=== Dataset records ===

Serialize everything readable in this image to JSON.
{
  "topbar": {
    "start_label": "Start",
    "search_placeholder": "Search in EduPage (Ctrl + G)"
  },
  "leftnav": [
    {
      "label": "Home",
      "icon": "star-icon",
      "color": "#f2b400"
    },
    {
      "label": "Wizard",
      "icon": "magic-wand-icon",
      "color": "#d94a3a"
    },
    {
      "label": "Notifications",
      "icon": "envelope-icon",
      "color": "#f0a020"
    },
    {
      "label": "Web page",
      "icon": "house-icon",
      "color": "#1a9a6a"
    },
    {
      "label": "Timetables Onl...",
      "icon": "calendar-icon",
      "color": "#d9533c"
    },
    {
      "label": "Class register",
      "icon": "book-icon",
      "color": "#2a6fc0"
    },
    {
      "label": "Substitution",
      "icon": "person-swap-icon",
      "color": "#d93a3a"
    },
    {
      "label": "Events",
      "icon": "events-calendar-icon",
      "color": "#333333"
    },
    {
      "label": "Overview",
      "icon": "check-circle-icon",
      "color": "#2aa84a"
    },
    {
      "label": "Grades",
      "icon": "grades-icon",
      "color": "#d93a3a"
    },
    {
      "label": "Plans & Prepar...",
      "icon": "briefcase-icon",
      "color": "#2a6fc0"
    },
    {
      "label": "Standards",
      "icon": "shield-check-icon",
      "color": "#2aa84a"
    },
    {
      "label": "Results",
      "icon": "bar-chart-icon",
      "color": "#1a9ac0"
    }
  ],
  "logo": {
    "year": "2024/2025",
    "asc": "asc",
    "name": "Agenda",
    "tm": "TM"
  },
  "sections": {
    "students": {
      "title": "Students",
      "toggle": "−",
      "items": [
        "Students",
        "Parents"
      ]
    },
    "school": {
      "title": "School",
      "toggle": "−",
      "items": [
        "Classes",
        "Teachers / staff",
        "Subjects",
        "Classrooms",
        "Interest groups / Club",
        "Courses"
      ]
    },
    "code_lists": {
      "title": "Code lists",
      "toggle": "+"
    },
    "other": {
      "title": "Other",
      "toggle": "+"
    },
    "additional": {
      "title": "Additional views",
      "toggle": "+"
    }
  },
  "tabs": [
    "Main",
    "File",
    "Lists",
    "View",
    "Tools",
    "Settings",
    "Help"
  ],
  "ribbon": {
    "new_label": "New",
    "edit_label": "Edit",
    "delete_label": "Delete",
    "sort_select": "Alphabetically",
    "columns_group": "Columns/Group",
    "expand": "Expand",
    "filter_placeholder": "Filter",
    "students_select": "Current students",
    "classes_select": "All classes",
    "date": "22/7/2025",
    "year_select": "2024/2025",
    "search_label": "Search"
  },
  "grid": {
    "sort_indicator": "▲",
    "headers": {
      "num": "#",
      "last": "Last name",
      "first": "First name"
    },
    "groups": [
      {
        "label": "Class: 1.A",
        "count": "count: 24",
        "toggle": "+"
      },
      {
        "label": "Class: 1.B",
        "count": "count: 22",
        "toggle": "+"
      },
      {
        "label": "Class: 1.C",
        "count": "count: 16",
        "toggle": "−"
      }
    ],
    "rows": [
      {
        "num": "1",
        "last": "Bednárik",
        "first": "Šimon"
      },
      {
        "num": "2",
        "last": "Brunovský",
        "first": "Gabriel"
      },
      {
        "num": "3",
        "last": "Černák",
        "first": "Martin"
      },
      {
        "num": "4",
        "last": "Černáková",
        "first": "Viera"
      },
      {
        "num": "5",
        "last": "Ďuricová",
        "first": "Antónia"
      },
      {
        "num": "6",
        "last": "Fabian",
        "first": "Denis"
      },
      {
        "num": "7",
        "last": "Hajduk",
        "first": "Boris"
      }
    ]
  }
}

=== Task description ===
Copy out the full set of records precisely, leaving nothing out.

=== Complete output ===
Serialize everything readable in this image to JSON.
{
  "topbar": {
    "start_label": "Start",
    "search_placeholder": "Search in EduPage (Ctrl + G)"
  },
  "leftnav": [
    {
      "label": "Home",
      "icon": "star-icon",
      "color": "#f2b400"
    },
    {
      "label": "Wizard",
      "icon": "magic-wand-icon",
      "color": "#d94a3a"
    },
    {
      "label": "Notifications",
      "icon": "envelope-icon",
      "color": "#f0a020"
    },
    {
      "label": "Web page",
      "icon": "house-icon",
      "color": "#1a9a6a"
    },
    {
      "label": "Timetables Onl...",
      "icon": "calendar-icon",
      "color": "#d9533c"
    },
    {
      "label": "Class register",
      "icon": "book-icon",
      "color": "#2a6fc0"
    },
    {
      "label": "Substitution",
      "icon": "person-swap-icon",
      "color": "#d93a3a"
    },
    {
      "label": "Events",
      "icon": "events-calendar-icon",
      "color": "#333333"
    },
    {
      "label": "Overview",
      "icon": "check-circle-icon",
      "color": "#2aa84a"
    },
    {
      "label": "Grades",
      "icon": "grades-icon",
      "color": "#d93a3a"
    },
    {
      "label": "Plans & Prepar...",
      "icon": "briefcase-icon",
      "color": "#2a6fc0"
    },
    {
      "label": "Standards",
      "icon": "shield-check-icon",
      "color": "#2aa84a"
    },
    {
      "label": "Results",
      "icon": "bar-chart-icon",
      "color": "#1a9ac0"
    }
  ],
  "logo": {
    "year": "2024/2025",
    "asc": "asc",
    "name": "Agenda",
    "tm": "TM"
  },
  "sections": {
    "students": {
      "title": "Students",
      "toggle": "−",
      "items": [
        "Students",
        "Parents"
      ]
    },
    "school": {
      "title": "School",
      "toggle": "−",
      "items": [
        "Classes",
        "Teachers / staff",
        "Subjects",
        "Classrooms",
        "Interest groups / Club",
        "Courses"
      ]
    },
    "code_lists": {
      "title": "Code lists",
      "toggle": "+"
    },
    "other": {
      "title": "Other",
      "toggle": "+"
    },
    "additional": {
      "title": "Additional views",
      "toggle": "+"
    }
  },
  "tabs": [
    "Main",
    "File",
    "Lists",
    "View",
    "Tools",
    "Settings",
    "Help"
  ],
  "ribbon": {
    "new_label": "New",
    "edit_label": "Edit",
    "delete_label": "Delete",
    "sort_select": "Alphabetically",
    "columns_group": "Columns/Group",
    "expand": "Expand",
    "filter_placeholder": "Filter",
    "students_select": "Current students",
    "classes_select": "All classes",
    "date": "22/7/2025",
    "year_select": "2024/2025",
    "search_label": "Search"
  },
  "grid": {
    "sort_indicator": "▲",
    "headers": {
      "num": "#",
      "last": "Last name",
      "first": "First name"
    },
    "groups": [
      {
        "label": "Class: 1.A",
        "count": "count: 24",
        "toggle": "+"
      },
      {
        "label": "Class: 1.B",
        "count": "count: 22",
        "toggle": "+"
      },
      {
        "label": "Class: 1.C",
        "count": "count: 16",
        "toggle": "−"
      }
    ],
    "rows": [
      {
        "num": "1",
        "last": "Bednárik",
        "first": "Šimon"
      },
      {
        "num": "2",
        "last": "Brunovský",
        "first": "Gabriel"
      },
      {
        "num": "3",
        "last": "Černák",
        "first": "Martin"
      },
      {
        "num": "4",
        "last": "Černáková",
        "first": "Viera"
      },
      {
        "num": "5",
        "last": "Ďuricová",
        "first": "Antónia"
      },
      {
        "num": "6",
        "last": "Fabian",
        "first": "Denis"
      },
      {
        "num": "7",
        "last": "Hajduk",
        "first": "Boris"
      }
    ]
  }
}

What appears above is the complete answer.